Locate the string "Criar" in the records below. Copy every line where it occurs.

Entries from a dataset
____

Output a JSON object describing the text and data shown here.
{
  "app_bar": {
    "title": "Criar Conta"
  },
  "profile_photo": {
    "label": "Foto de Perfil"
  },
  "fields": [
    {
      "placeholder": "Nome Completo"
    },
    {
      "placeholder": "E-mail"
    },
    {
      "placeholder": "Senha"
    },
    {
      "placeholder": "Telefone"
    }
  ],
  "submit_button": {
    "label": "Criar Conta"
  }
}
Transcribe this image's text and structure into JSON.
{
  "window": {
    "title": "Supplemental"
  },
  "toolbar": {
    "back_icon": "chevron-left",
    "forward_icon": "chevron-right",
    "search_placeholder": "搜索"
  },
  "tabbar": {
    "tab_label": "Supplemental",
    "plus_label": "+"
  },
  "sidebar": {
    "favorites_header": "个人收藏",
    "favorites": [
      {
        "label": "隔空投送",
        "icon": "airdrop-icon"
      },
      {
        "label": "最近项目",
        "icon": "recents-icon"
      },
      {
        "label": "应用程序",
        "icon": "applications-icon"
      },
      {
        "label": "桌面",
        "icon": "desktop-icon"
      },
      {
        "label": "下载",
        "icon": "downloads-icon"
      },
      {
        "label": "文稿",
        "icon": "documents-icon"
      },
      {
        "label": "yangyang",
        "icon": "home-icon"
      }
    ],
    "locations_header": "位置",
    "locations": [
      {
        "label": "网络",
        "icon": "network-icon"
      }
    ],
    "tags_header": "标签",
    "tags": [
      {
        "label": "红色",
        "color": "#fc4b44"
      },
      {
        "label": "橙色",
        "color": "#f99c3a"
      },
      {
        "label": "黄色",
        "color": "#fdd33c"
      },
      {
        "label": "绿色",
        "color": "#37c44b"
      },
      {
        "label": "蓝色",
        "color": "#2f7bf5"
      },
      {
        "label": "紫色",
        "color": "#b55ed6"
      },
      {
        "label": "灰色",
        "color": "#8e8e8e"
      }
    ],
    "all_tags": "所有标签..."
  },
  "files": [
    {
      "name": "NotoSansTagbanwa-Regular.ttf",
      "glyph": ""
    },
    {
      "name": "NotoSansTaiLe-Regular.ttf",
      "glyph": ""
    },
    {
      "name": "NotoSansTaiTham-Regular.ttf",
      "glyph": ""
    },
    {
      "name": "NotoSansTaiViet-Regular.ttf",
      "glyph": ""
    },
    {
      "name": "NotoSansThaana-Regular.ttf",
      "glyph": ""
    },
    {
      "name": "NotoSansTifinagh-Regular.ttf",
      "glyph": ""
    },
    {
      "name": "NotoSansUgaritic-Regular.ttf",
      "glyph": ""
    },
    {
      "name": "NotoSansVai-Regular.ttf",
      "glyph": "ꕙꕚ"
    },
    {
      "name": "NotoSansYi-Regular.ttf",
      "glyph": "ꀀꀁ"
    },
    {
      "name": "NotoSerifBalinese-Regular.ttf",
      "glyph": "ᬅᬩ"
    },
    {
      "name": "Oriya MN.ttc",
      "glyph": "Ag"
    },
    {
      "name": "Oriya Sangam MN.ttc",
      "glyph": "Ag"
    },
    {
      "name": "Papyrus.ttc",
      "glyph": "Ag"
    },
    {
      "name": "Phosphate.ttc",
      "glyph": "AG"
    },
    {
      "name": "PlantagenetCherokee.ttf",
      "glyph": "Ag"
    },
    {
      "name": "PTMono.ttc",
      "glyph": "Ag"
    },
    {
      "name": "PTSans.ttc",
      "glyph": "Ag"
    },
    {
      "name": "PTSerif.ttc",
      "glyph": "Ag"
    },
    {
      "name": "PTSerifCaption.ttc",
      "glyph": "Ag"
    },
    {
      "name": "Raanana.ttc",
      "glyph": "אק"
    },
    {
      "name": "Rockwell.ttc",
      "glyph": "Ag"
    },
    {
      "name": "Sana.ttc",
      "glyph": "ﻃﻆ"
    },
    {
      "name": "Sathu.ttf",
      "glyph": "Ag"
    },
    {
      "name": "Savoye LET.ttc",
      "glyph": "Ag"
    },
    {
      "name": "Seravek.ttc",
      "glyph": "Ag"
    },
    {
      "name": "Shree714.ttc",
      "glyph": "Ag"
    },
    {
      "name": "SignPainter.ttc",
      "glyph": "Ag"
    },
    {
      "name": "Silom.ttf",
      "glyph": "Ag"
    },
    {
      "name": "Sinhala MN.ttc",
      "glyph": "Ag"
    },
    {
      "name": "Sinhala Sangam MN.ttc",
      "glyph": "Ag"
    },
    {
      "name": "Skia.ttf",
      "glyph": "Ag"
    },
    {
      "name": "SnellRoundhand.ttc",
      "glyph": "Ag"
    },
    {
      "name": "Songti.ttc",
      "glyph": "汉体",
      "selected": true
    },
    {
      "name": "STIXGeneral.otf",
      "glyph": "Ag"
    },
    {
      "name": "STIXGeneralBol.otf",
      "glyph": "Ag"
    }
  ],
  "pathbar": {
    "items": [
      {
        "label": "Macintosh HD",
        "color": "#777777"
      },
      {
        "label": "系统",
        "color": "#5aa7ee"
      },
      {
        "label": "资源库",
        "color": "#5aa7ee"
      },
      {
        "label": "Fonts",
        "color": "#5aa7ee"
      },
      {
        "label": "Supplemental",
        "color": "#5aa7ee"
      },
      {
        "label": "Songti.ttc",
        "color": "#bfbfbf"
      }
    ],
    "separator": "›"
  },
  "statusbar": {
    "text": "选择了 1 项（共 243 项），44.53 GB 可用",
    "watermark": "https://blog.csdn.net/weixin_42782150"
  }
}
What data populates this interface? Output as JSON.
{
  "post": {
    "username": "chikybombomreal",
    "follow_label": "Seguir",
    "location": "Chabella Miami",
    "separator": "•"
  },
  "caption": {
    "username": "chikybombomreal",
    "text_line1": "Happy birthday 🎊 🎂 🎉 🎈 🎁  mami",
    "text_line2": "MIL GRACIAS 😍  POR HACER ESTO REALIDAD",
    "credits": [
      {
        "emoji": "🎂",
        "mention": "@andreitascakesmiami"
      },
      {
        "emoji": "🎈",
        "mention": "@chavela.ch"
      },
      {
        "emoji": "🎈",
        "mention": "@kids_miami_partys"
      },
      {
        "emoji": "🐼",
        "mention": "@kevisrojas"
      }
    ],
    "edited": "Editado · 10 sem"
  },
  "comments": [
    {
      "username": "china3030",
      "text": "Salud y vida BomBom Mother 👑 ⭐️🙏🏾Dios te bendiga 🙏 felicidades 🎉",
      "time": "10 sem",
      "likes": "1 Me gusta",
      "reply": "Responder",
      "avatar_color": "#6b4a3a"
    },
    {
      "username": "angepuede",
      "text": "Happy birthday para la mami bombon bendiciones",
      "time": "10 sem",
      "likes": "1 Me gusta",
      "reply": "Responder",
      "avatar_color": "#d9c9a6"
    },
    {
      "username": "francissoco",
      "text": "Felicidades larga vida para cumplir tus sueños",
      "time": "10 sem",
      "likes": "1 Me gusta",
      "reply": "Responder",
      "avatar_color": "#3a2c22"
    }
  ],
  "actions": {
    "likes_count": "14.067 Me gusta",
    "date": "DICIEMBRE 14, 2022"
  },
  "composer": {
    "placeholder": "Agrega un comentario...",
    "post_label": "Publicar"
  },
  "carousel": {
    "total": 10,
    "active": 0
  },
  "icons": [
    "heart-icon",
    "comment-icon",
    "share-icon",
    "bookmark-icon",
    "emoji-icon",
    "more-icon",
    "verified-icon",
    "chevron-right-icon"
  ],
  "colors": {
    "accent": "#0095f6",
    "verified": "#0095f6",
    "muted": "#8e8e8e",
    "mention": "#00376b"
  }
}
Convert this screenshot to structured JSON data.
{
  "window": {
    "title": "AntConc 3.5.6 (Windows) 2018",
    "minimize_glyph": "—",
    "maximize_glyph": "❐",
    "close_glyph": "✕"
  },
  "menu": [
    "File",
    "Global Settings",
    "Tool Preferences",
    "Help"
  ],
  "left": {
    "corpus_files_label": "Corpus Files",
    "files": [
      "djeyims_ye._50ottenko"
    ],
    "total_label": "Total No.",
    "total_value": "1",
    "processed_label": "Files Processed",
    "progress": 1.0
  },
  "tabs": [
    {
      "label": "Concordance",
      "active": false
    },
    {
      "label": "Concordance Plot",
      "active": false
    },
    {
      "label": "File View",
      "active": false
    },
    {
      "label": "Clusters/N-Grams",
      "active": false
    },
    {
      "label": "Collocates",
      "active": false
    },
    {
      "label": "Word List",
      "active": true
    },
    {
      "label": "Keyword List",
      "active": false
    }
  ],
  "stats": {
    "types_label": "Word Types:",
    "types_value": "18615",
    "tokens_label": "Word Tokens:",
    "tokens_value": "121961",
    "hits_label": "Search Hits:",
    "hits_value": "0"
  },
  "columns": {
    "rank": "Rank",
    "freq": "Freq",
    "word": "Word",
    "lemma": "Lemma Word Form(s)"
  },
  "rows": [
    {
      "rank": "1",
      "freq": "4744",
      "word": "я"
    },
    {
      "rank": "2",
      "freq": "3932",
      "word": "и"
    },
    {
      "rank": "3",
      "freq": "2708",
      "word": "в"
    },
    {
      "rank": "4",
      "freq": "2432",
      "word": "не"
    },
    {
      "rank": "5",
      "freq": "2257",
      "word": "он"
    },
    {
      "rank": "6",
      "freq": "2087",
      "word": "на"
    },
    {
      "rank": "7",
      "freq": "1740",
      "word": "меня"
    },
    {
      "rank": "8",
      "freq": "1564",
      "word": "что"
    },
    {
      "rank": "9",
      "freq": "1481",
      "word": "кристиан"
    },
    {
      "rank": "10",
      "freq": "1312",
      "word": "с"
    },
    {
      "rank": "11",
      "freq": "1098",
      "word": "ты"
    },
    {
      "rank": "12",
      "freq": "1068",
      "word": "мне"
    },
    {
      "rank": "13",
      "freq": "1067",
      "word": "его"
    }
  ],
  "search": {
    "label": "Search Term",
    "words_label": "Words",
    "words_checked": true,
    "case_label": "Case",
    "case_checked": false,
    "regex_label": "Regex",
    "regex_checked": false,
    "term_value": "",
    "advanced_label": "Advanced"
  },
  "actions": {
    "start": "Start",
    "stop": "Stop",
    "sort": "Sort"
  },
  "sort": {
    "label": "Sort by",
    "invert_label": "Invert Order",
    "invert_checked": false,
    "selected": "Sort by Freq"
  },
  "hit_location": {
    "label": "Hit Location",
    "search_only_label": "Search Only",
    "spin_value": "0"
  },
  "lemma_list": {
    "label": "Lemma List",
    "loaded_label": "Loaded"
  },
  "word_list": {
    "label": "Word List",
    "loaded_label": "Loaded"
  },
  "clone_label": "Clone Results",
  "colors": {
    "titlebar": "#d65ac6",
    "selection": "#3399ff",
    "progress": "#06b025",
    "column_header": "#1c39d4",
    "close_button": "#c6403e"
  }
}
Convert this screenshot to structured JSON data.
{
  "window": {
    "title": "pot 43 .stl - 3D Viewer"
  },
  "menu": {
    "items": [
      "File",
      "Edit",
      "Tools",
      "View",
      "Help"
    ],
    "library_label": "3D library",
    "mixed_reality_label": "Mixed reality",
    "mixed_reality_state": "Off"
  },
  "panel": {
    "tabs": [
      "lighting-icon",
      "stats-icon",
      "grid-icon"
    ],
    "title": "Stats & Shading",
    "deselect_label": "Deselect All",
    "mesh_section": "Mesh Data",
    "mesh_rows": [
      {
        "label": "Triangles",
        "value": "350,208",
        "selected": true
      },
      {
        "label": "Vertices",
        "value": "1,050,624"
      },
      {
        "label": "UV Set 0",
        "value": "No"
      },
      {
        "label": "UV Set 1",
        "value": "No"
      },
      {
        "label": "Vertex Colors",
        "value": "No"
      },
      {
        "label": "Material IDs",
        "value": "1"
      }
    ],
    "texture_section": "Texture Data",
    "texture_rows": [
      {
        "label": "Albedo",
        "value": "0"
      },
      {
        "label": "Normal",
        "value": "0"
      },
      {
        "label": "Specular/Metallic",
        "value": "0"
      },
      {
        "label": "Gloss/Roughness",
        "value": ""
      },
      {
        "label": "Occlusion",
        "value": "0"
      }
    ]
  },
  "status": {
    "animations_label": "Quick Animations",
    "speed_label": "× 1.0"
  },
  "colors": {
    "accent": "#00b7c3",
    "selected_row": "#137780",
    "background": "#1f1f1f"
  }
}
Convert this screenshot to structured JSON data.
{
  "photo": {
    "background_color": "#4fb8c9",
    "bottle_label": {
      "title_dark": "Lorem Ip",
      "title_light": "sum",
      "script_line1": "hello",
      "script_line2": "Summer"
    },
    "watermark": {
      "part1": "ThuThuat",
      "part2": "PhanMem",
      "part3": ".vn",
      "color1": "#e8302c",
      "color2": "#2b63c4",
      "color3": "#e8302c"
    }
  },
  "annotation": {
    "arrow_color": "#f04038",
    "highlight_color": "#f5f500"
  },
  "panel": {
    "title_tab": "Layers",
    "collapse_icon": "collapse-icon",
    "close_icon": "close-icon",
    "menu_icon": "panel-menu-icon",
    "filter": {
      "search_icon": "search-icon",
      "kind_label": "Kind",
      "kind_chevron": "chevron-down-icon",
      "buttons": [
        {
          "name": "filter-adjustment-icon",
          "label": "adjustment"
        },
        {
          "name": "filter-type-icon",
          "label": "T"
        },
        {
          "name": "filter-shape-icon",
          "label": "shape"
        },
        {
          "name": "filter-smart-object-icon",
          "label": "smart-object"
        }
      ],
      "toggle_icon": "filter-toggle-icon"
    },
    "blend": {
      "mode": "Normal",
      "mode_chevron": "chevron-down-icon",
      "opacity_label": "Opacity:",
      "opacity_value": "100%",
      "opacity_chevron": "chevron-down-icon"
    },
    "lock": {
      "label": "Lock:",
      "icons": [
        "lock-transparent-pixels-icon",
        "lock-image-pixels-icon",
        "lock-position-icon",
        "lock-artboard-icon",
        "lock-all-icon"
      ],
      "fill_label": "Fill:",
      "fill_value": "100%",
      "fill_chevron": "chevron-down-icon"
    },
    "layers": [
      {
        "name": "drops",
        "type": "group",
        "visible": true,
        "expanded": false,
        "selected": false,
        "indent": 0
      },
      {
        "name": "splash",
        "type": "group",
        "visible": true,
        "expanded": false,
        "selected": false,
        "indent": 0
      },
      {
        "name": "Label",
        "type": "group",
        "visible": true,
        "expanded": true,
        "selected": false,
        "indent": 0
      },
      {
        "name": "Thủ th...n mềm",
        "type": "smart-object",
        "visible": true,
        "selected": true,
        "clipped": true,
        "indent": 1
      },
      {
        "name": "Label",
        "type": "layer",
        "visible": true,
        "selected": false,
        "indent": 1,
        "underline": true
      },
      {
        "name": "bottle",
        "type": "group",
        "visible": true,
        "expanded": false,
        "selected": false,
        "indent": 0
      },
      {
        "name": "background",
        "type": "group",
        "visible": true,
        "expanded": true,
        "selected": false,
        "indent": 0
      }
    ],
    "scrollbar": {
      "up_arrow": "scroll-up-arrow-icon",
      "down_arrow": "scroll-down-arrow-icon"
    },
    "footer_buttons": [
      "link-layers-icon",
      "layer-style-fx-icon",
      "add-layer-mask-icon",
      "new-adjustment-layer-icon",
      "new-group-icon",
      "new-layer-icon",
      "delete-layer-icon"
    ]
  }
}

____

Final result =
    "title": "Criar Conta"
    "label": "Criar Conta"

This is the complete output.